══ RECORDS FOR THE TASK ══

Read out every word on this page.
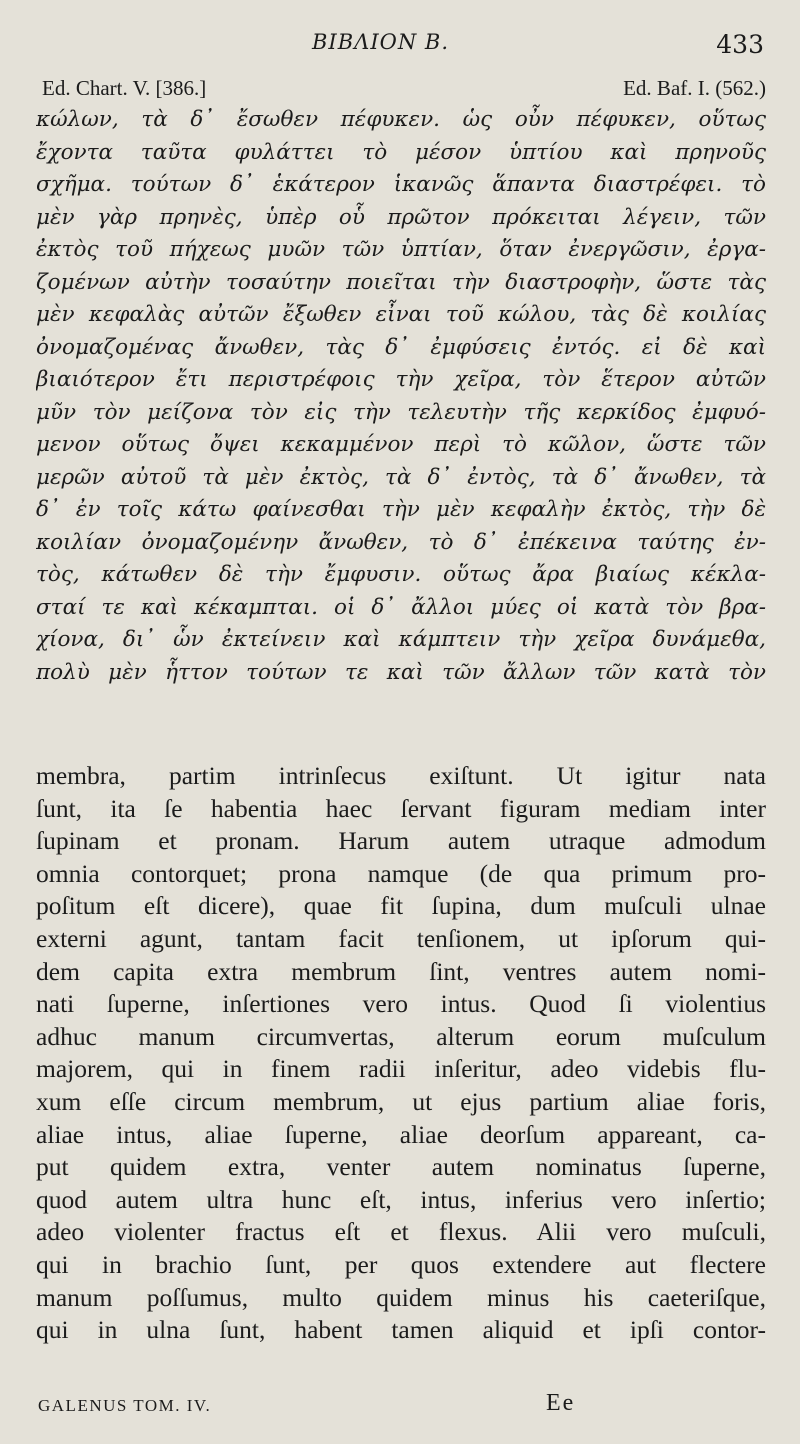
ΒΙΒΛΙΟΝ Β.	433
Ed. Chart. V. [386.]	Ed. Baf. I. (562.)
κώλων, τὰ δ᾽ ἔσωθεν πέφυκεν. ὡς οὖν πέφυκεν, οὕτως
ἔχοντα ταῦτα φυλάττει τὸ μέσον ὑπτίου καὶ πρηνοῦς
σχῆμα. τούτων δ᾽ ἑκάτερον ἱκανῶς ἅπαντα διαστρέφει. τὸ
μὲν γὰρ πρηνὲς, ὑπὲρ οὗ πρῶτον πρόκειται λέγειν, τῶν
ἐκτὸς τοῦ πήχεως μυῶν τῶν ὑπτίαν, ὅταν ἐνεργῶσιν, ἐργα-
ζομένων αὐτὴν τοσαύτην ποιεῖται τὴν διαστροφὴν, ὥστε τὰς
μὲν κεφαλὰς αὐτῶν ἔξωθεν εἶναι τοῦ κώλου, τὰς δὲ κοιλίας
ὀνομαζομένας ἄνωθεν, τὰς δ᾽ ἐμφύσεις ἐντός. εἰ δὲ καὶ
βιαιότερον ἔτι περιστρέφοις τὴν χεῖρα, τὸν ἕτερον αὐτῶν
μῦν τὸν μείζονα τὸν εἰς τὴν τελευτὴν τῆς κερκίδος ἐμφυό-
μενον οὕτως ὄψει κεκαμμένον περὶ τὸ κῶλον, ὥστε τῶν
μερῶν αὐτοῦ τὰ μὲν ἐκτὸς, τὰ δ᾽ ἐντὸς, τὰ δ᾽ ἄνωθεν, τὰ
δ᾽ ἐν τοῖς κάτω φαίνεσθαι τὴν μὲν κεφαλὴν ἐκτὸς, τὴν δὲ
κοιλίαν ὀνομαζομένην ἄνωθεν, τὸ δ᾽ ἐπέκεινα ταύτης ἐν-
τὸς, κάτωθεν δὲ τὴν ἔμφυσιν. οὕτως ἄρα βιαίως κέκλα-
σταί τε καὶ κέκαμπται. οἱ δ᾽ ἄλλοι μύες οἱ κατὰ τὸν βρα-
χίονα, δι᾽ ὧν ἐκτείνειν καὶ κάμπτειν τὴν χεῖρα δυνάμεθα,
πολὺ μὲν ἧττον τούτων τε καὶ τῶν ἄλλων τῶν κατὰ τὸν
membra, partim intrinſecus exiſtunt. Ut igitur nata
ſunt, ita ſe habentia haec ſervant figuram mediam inter
ſupinam et pronam. Harum autem utraque admodum
omnia contorquet; prona namque (de qua primum pro-
poſitum eſt dicere), quae fit ſupina, dum muſculi ulnae
externi agunt, tantam facit tenſionem, ut ipſorum qui-
dem capita extra membrum ſint, ventres autem nomi-
nati ſuperne, inſertiones vero intus. Quod ſi violentius
adhuc manum circumvertas, alterum eorum muſculum
majorem, qui in finem radii inſeritur, adeo videbis flu-
xum eſſe circum membrum, ut ejus partium aliae foris,
aliae intus, aliae ſuperne, aliae deorſum appareant, ca-
put quidem extra, venter autem nominatus ſuperne,
quod autem ultra hunc eſt, intus, inferius vero inſertio;
adeo violenter fractus eſt et flexus. Alii vero muſculi,
qui in brachio ſunt, per quos extendere aut flectere
manum poſſumus, multo quidem minus his caeteriſque,
qui in ulna ſunt, habent tamen aliquid et ipſi contor-
GALENUS TOM. IV.	Ee
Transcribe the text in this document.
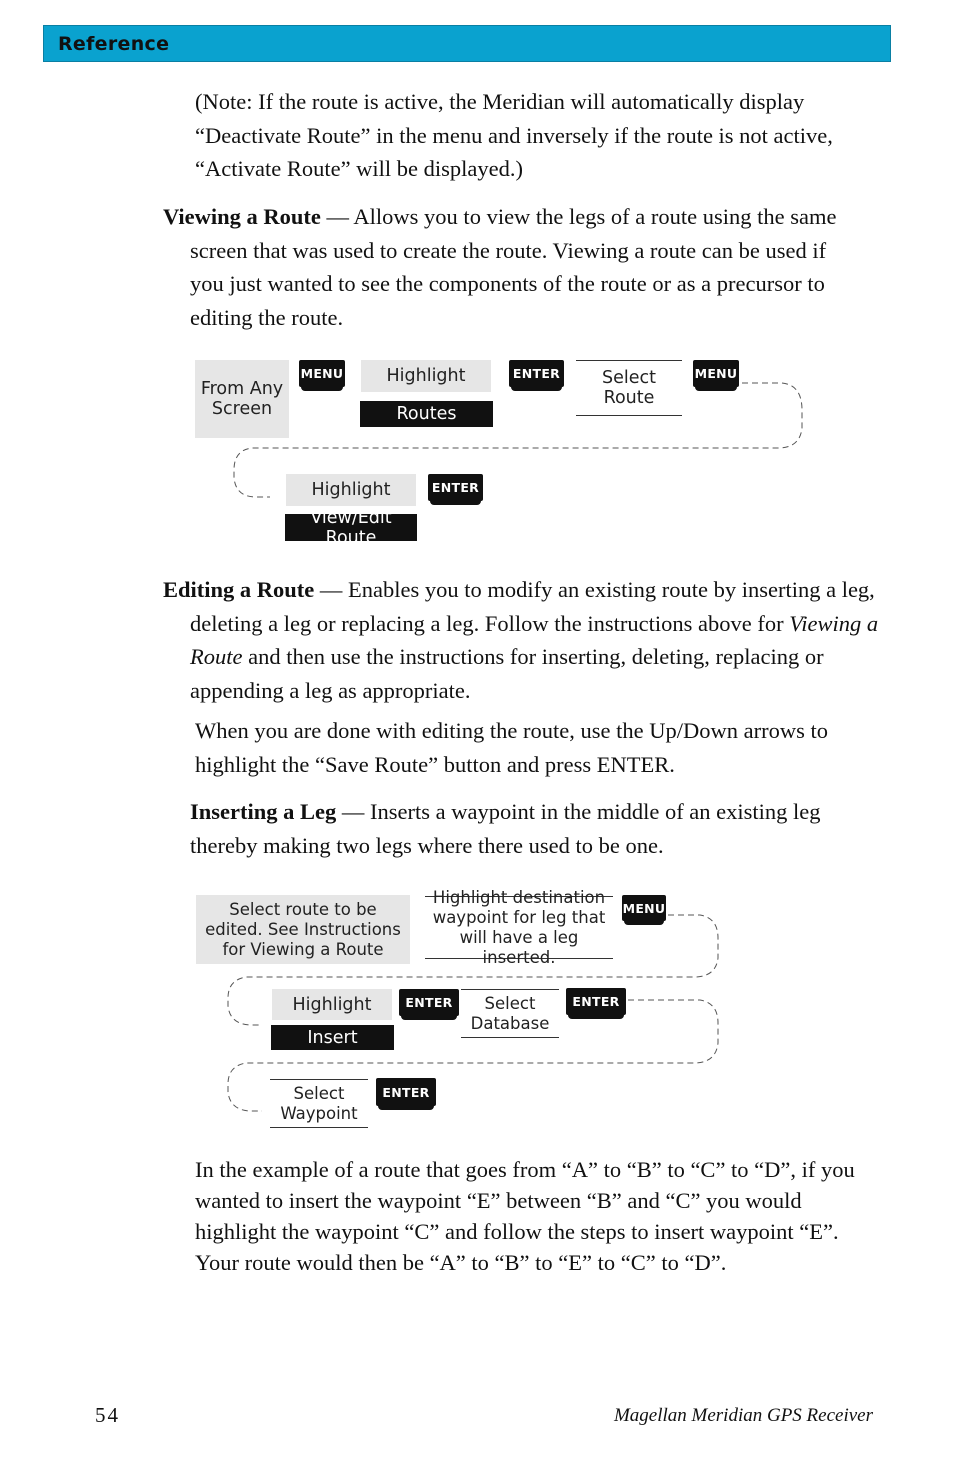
Reference

(Note: If the route is active, the Meridian will automatically display “Deactivate Route” in the menu and inversely if the route is not active, “Activate Route” will be displayed.)

Viewing a Route — Allows you to view the legs of a route using the same screen that was used to create the route. Viewing a route can be used if you just wanted to see the components of the route or as a precursor to editing the route.

From Any Screen
MENU	Highlight
Routes
ENTER	Select Route
MENU
Highlight	ENTER
View/Edit Route

Editing a Route — Enables you to modify an existing route by inserting a leg, deleting a leg or replacing a leg. Follow the instructions above for Viewing a Route and then use the instructions for inserting, deleting, replacing or appending a leg as appropriate.

When you are done with editing the route, use the Up/Down arrows to highlight the “Save Route” button and press ENTER.

Inserting a Leg — Inserts a waypoint in the middle of an existing leg thereby making two legs where there used to be one.

Select route to be edited. See Instructions for Viewing a Route
Highlight destination waypoint for leg that will have a leg inserted.
MENU
Highlight
Insert
ENTER	Select Database
ENTER
Select Waypoint
ENTER

In the example of a route that goes from “A” to “B” to “C” to “D”, if you wanted to insert the waypoint “E” between “B” and “C” you would highlight the waypoint “C” and follow the steps to insert waypoint “E”. Your route would then be “A” to “B” to “E” to “C” to “D”.

54	Magellan Meridian GPS Receiver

═══

TASK STATEMENT: Select the lines in this material that hold the word "χεῖρα", leaving none out.

RESULT:
βιαιότερον ἔτι περιστρέφοις τὴν χεῖρα, τὸν ἕτερον αὐτῶν
χίονα, δι᾽ ὧν ἐκτείνειν καὶ κάμπτειν τὴν χεῖρα δυνάμεθα,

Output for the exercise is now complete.